## [What the exercise asks]
Copy each line that contains the string "solidité".

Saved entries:

********

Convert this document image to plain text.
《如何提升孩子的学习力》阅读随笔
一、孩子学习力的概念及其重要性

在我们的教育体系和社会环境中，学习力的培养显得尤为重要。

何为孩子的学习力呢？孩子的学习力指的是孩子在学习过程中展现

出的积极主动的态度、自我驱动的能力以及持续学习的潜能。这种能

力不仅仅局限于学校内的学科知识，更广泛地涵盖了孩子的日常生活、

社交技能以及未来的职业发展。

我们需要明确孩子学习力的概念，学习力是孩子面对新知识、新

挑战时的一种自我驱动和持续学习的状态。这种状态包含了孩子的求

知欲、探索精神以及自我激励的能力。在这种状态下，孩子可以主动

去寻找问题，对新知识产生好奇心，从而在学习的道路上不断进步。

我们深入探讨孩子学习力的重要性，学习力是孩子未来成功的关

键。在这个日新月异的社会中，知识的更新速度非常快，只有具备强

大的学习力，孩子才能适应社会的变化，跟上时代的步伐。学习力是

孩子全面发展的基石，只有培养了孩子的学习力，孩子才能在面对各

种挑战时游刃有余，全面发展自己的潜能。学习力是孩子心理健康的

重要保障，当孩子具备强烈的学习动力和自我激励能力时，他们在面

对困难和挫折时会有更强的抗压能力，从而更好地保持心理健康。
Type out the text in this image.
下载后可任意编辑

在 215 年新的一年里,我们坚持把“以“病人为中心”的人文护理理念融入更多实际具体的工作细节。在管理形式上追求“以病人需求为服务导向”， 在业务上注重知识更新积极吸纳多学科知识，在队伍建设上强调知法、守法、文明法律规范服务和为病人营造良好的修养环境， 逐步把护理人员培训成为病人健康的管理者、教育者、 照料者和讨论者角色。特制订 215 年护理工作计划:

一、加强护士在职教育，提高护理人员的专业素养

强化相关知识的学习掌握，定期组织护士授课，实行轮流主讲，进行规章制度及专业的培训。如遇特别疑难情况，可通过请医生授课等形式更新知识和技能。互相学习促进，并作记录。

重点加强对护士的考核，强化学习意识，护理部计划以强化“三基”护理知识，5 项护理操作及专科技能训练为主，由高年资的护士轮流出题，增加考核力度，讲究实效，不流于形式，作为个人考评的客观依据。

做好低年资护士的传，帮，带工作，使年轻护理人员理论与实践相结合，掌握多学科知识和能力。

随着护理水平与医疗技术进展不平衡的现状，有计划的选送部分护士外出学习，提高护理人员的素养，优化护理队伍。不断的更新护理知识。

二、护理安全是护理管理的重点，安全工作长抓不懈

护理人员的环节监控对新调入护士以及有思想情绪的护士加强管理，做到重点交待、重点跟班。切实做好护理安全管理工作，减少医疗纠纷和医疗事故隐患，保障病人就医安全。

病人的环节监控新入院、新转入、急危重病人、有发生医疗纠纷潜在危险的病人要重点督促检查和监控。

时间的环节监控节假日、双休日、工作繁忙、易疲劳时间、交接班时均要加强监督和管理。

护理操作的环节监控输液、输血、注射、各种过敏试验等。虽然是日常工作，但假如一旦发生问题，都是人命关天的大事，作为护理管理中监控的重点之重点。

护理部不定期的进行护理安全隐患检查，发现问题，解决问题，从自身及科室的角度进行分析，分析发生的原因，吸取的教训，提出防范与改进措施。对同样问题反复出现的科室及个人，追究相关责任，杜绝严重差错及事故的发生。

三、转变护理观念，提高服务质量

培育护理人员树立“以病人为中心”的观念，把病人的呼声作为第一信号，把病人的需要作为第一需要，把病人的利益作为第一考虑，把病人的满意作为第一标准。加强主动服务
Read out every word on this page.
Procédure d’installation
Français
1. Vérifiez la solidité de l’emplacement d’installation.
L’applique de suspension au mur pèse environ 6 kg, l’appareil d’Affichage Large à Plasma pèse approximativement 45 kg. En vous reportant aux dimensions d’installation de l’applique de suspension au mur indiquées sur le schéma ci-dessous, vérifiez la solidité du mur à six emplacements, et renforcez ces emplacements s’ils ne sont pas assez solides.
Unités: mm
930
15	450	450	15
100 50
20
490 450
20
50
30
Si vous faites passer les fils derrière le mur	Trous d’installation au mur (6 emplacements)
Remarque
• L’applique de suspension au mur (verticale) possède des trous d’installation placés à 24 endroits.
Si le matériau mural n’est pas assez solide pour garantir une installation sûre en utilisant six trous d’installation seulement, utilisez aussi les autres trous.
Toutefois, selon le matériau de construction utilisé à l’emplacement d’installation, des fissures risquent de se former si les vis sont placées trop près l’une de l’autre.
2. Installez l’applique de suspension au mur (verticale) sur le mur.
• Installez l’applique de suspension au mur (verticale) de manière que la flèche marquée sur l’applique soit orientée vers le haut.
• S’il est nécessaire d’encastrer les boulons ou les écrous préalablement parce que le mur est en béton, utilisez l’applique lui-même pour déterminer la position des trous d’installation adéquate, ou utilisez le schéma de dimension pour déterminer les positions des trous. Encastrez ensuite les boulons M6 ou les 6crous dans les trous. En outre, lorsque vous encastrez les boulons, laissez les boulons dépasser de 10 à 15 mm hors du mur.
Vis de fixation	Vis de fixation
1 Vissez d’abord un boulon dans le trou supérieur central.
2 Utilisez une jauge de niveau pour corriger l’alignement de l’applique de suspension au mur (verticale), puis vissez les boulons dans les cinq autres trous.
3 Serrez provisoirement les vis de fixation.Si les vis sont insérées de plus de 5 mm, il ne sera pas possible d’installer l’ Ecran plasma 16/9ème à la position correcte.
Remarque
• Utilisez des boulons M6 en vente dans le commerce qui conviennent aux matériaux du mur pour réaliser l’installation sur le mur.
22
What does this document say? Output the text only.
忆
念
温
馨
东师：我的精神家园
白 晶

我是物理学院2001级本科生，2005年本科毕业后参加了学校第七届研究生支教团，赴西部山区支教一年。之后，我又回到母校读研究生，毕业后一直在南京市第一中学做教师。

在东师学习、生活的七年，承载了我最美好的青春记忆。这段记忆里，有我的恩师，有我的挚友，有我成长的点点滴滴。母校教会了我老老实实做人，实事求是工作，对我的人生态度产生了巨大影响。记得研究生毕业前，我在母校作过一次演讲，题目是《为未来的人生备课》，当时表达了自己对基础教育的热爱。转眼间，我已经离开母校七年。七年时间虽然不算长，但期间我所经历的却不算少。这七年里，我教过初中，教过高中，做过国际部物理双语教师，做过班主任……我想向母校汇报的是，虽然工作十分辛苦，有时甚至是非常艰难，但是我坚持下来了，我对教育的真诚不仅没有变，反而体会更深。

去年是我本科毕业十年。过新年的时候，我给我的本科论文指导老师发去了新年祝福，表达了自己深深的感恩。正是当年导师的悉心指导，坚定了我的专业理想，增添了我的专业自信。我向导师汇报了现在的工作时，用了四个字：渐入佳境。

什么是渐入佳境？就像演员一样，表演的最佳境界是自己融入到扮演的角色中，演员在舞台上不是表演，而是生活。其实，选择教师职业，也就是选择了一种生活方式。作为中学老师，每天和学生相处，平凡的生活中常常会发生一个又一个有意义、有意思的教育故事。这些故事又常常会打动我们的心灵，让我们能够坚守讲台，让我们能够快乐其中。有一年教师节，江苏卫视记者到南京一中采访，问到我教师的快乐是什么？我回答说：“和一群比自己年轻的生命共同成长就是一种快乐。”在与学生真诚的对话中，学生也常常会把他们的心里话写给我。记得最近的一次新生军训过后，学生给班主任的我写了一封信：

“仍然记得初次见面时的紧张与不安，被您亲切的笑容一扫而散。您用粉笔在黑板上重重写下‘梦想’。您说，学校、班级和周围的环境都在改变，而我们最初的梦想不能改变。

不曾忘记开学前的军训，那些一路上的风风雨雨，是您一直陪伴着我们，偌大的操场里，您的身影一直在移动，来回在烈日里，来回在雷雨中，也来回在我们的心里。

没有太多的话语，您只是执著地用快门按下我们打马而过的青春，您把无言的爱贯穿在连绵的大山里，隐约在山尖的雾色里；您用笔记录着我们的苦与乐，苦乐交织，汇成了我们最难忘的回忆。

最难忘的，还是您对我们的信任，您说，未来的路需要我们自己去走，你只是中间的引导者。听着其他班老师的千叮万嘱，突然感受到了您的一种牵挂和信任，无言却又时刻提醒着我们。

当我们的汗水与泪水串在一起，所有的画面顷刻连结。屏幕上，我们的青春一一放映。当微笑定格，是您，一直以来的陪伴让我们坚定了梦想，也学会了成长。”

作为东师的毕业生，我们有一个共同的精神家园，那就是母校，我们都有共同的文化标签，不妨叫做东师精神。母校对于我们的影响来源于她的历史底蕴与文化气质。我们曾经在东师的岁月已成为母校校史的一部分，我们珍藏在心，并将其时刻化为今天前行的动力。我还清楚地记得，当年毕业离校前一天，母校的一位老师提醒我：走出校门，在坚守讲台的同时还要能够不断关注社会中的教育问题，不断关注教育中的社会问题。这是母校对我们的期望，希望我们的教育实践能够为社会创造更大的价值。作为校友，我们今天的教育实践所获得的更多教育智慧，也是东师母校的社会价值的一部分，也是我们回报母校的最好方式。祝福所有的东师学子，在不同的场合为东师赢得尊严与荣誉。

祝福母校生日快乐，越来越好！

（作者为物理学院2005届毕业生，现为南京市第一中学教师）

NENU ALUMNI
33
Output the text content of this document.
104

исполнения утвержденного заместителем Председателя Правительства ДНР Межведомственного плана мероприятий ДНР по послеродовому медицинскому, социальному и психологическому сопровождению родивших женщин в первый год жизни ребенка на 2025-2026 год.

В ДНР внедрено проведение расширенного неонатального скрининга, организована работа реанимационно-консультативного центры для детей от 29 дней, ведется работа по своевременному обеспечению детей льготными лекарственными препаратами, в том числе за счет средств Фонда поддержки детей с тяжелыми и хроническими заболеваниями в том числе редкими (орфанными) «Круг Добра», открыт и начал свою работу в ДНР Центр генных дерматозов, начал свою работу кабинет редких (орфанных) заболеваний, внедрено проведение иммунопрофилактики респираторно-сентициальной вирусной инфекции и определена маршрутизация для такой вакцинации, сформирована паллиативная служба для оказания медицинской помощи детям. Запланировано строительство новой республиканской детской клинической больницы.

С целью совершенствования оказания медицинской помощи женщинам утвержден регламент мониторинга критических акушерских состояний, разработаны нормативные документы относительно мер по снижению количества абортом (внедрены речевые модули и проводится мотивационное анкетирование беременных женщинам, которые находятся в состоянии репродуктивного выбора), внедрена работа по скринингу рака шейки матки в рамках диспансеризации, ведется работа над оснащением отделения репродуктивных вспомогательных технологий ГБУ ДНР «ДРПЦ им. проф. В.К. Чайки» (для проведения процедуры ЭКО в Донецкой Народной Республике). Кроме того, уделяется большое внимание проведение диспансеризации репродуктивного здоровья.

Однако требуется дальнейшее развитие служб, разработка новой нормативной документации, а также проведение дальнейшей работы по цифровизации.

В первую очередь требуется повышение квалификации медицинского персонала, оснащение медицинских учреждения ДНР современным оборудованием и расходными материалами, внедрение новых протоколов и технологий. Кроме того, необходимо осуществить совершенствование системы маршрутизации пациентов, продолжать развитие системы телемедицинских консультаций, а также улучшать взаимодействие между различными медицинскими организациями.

********

## [Answer to this problem]
1. Vérifiez la solidité de l’emplacement d’installation.
L’applique de suspension au mur pèse environ 6 kg, l’appareil d’Affichage Large à Plasma pèse approximativement 45 kg. En vous reportant aux dimensions d’installation de l’applique de suspension au mur indiquées sur le schéma ci-dessous, vérifiez la solidité du mur à six emplacements, et renforcez ces emplacements s’ils ne sont pas assez solides.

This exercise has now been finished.